== Set task ==
For each line in the data below that holds "seen", return a copy.

== Recorded data ==

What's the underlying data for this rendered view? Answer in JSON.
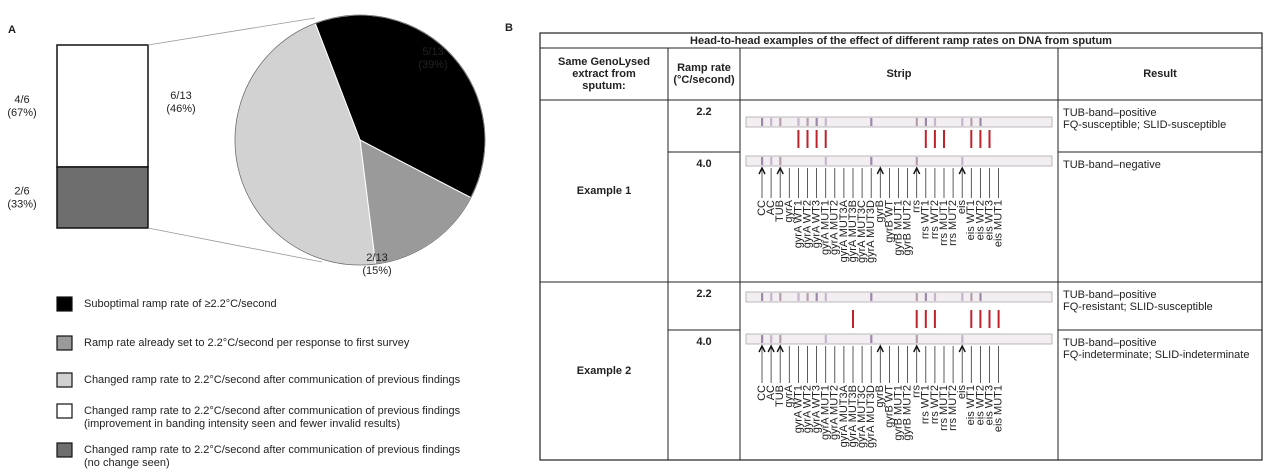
{
  "panel_a": {
    "label": "A",
    "pie": {
      "values": [
        5,
        2,
        6
      ],
      "value_labels": [
        [
          "5/13",
          "(39%)"
        ],
        [
          "2/13",
          "(15%)"
        ],
        [
          "6/13",
          "(46%)"
        ]
      ],
      "colors": [
        "#000000",
        "#9a9a9a",
        "#d2d2d2"
      ]
    },
    "bar": {
      "values": [
        4,
        2
      ],
      "value_labels": [
        [
          "4/6",
          "(67%)"
        ],
        [
          "2/6",
          "(33%)"
        ]
      ],
      "colors": [
        "#ffffff",
        "#6e6e6e"
      ]
    },
    "legend": [
      {
        "color": "#000000",
        "text": [
          "Suboptimal ramp rate of ≥2.2°C/second"
        ]
      },
      {
        "color": "#9a9a9a",
        "text": [
          "Ramp rate already set to 2.2°C/second per response to first survey"
        ]
      },
      {
        "color": "#d2d2d2",
        "text": [
          "Changed ramp rate to 2.2°C/second after communication of previous findings"
        ]
      },
      {
        "color": "#ffffff",
        "text": [
          "Changed ramp rate to 2.2°C/second after communication of previous findings",
          "(improvement in banding intensity seen and fewer invalid results)"
        ]
      },
      {
        "color": "#6e6e6e",
        "text": [
          "Changed ramp rate to 2.2°C/second after communication of previous findings",
          "(no change seen)"
        ]
      }
    ]
  },
  "panel_b": {
    "label": "B",
    "title": "Head-to-head examples of the effect of different ramp rates on DNA from sputum",
    "headers": [
      [
        "Same GenoLysed",
        "extract from",
        "sputum:"
      ],
      [
        "Ramp rate",
        "(°C/second)"
      ],
      [
        "Strip"
      ],
      [
        "Result"
      ]
    ],
    "examples": [
      {
        "name": "Example 1",
        "rows": [
          {
            "ramp": "2.2",
            "result": [
              "TUB-band–positive",
              "FQ-susceptible; SLID-susceptible"
            ]
          },
          {
            "ramp": "4.0",
            "result": [
              "TUB-band–negative"
            ]
          }
        ]
      },
      {
        "name": "Example 2",
        "rows": [
          {
            "ramp": "2.2",
            "result": [
              "TUB-band–positive",
              "FQ-resistant; SLID-susceptible"
            ]
          },
          {
            "ramp": "4.0",
            "result": [
              "TUB-band–positive",
              "FQ-indeterminate; SLID-indeterminate"
            ]
          }
        ]
      }
    ],
    "strip_labels": [
      "CC",
      "AC",
      "TUB",
      "gyrA",
      "gyrA WT1",
      "gyrA WT2",
      "gyrA WT3",
      "gyrA MUT1",
      "gyrA MUT2",
      "gyrA MUT3A",
      "gyrA MUT3B",
      "gyrA MUT3C",
      "gyrA MUT3D",
      "gyrB",
      "gyrB WT",
      "gyrB MUT1",
      "gyrB MUT2",
      "rrs",
      "rrs WT1",
      "rrs WT2",
      "rrs MUT1",
      "rrs MUT2",
      "eis",
      "eis WT1",
      "eis WT2",
      "eis WT3",
      "eis MUT1"
    ]
  }
}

== Task response ==
          "(improvement in banding intensity seen and fewer invalid results)"
          "(no change seen)"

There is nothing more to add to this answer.